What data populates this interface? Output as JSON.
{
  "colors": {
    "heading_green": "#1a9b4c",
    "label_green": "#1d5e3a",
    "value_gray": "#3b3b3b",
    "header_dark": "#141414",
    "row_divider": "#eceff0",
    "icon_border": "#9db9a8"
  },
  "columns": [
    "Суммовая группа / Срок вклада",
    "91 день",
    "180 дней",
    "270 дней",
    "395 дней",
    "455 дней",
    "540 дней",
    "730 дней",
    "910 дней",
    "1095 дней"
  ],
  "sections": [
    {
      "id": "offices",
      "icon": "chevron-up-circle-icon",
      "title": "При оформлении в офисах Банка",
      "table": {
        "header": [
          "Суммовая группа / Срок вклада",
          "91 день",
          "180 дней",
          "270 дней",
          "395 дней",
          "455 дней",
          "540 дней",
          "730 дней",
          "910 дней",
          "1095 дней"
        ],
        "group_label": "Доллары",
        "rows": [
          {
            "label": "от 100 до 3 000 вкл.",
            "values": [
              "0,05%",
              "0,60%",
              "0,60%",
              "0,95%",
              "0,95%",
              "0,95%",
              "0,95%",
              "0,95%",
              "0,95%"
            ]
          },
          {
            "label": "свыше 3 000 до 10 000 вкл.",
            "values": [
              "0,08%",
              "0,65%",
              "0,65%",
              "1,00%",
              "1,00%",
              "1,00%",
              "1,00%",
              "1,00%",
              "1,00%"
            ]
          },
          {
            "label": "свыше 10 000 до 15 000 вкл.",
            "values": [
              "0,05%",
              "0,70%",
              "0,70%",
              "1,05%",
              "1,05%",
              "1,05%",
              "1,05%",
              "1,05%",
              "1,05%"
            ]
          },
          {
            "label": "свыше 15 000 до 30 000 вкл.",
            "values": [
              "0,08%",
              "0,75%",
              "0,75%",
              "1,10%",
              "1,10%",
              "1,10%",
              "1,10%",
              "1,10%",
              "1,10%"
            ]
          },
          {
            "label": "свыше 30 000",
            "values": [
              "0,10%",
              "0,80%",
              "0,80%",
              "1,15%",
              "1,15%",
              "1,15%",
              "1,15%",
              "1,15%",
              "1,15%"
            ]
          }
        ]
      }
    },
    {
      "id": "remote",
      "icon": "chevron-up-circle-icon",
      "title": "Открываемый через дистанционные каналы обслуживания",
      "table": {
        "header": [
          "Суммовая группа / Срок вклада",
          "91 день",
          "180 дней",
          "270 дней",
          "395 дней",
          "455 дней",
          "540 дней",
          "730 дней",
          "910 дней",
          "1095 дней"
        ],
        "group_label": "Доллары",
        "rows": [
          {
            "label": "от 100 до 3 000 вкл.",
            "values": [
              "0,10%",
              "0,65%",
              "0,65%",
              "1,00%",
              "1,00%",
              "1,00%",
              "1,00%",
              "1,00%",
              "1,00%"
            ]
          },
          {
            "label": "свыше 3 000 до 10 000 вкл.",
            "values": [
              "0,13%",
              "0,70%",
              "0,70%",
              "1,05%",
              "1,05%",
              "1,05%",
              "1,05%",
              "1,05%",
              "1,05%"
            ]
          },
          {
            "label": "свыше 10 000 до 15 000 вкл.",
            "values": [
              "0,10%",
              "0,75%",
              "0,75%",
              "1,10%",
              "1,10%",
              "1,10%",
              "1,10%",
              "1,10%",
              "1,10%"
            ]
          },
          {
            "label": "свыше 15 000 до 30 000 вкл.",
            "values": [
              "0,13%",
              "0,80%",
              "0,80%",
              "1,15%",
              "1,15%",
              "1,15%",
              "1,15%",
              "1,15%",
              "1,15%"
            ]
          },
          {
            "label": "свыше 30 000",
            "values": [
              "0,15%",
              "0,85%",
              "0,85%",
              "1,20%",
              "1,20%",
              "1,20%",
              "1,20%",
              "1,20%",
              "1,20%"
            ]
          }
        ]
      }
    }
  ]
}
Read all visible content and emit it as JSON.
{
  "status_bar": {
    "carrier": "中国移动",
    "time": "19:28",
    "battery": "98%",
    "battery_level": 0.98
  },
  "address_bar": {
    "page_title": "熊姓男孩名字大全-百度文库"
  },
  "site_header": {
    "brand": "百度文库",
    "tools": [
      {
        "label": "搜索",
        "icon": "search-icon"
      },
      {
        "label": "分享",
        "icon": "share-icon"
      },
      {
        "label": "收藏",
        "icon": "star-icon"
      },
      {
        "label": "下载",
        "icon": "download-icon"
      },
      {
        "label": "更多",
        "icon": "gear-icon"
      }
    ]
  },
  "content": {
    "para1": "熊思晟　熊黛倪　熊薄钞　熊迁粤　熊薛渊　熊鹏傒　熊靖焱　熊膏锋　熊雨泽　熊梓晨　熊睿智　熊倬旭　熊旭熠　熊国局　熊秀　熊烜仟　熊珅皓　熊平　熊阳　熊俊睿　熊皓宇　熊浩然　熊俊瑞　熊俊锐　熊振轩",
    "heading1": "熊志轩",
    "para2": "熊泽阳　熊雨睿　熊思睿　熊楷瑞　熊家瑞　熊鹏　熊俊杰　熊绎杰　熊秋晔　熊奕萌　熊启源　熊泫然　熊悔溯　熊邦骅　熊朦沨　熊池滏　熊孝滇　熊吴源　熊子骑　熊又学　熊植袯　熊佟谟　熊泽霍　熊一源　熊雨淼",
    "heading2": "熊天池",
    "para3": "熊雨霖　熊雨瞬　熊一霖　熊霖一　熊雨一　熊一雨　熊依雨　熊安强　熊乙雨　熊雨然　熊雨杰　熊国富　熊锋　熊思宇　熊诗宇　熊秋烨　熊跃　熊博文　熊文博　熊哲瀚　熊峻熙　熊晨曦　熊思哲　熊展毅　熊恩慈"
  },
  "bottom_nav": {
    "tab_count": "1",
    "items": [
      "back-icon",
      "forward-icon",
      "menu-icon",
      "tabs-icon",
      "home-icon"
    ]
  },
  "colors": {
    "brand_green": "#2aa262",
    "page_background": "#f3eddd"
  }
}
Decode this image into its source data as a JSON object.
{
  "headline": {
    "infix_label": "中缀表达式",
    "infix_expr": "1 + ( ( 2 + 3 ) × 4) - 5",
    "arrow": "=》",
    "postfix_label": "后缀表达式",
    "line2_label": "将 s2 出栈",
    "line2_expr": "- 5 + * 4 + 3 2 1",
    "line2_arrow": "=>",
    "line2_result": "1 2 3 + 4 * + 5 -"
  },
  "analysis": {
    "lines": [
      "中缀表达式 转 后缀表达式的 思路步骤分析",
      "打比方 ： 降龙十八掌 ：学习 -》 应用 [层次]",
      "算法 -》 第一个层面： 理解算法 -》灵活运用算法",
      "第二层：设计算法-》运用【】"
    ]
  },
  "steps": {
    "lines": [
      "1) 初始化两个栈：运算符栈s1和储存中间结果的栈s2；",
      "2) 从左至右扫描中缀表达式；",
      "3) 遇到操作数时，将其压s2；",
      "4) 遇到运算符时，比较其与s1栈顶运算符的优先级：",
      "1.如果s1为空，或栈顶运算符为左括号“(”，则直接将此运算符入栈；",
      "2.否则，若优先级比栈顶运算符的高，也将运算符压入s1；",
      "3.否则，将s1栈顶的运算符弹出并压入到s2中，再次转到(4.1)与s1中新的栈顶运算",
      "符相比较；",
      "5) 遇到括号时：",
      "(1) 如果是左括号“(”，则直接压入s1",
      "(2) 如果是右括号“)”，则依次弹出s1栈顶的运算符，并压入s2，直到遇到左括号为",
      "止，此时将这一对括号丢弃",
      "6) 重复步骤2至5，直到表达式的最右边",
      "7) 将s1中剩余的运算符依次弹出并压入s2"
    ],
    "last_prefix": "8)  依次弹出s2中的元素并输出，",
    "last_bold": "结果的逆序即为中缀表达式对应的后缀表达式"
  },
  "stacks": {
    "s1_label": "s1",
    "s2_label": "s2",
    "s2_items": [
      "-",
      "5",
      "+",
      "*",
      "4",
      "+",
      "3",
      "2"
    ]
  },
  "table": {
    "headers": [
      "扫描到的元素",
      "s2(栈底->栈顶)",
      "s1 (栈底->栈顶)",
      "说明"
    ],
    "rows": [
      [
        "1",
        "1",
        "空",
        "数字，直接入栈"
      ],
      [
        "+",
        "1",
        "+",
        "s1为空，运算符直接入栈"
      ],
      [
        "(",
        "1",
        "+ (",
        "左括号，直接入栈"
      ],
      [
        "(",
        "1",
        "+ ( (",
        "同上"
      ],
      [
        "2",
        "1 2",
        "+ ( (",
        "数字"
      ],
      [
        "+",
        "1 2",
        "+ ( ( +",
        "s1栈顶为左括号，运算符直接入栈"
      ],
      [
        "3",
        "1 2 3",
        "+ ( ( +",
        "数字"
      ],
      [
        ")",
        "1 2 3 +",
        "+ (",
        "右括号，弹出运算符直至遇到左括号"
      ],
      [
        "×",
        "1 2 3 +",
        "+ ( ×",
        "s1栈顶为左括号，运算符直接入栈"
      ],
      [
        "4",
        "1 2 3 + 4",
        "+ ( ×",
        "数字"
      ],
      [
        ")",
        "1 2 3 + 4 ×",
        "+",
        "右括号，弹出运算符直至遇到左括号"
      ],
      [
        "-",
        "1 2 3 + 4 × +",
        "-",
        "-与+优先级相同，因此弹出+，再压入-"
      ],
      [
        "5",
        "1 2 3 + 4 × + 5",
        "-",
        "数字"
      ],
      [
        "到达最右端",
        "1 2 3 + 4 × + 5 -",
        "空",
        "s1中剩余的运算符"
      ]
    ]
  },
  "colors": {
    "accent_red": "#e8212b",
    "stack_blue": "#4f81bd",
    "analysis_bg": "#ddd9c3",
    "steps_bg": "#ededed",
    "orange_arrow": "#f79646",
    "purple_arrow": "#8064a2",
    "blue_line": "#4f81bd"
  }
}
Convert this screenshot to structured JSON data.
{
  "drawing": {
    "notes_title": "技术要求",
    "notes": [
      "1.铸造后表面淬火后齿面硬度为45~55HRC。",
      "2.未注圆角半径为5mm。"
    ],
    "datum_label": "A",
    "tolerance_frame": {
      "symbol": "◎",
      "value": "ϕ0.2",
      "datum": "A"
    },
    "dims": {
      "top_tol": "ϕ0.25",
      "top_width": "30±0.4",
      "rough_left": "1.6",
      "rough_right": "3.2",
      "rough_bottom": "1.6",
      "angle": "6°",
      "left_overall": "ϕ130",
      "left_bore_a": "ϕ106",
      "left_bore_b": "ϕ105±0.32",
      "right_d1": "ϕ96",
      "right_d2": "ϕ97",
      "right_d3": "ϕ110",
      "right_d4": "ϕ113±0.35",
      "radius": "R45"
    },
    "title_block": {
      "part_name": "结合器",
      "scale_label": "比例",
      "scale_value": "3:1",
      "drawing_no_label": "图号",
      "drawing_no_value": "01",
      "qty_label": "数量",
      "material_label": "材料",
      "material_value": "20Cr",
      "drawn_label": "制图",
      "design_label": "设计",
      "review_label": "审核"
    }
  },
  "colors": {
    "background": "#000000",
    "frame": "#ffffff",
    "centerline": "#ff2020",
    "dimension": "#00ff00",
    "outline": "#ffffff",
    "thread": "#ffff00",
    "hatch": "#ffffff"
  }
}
**********
▶ **Task statement**
Can you quote exactly the lines from the one containing "Convert this screenshot" through the last line of the records above, and nothing else?

▶ **Exercise solution**
Convert this screenshot to structured JSON data.
{
  "drawing": {
    "notes_title": "技术要求",
    "notes": [
      "1.铸造后表面淬火后齿面硬度为45~55HRC。",
      "2.未注圆角半径为5mm。"
    ],
    "datum_label": "A",
    "tolerance_frame": {
      "symbol": "◎",
      "value": "ϕ0.2",
      "datum": "A"
    },
    "dims": {
      "top_tol": "ϕ0.25",
      "top_width": "30±0.4",
      "rough_left": "1.6",
      "rough_right": "3.2",
      "rough_bottom": "1.6",
      "angle": "6°",
      "left_overall": "ϕ130",
      "left_bore_a": "ϕ106",
      "left_bore_b": "ϕ105±0.32",
      "right_d1": "ϕ96",
      "right_d2": "ϕ97",
      "right_d3": "ϕ110",
      "right_d4": "ϕ113±0.35",
      "radius": "R45"
    },
    "title_block": {
      "part_name": "结合器",
      "scale_label": "比例",
      "scale_value": "3:1",
      "drawing_no_label": "图号",
      "drawing_no_value": "01",
      "qty_label": "数量",
      "material_label": "材料",
      "material_value": "20Cr",
      "drawn_label": "制图",
      "design_label": "设计",
      "review_label": "审核"
    }
  },
  "colors": {
    "background": "#000000",
    "frame": "#ffffff",
    "centerline": "#ff2020",
    "dimension": "#00ff00",
    "outline": "#ffffff",
    "thread": "#ffff00",
    "hatch": "#ffffff"
  }
}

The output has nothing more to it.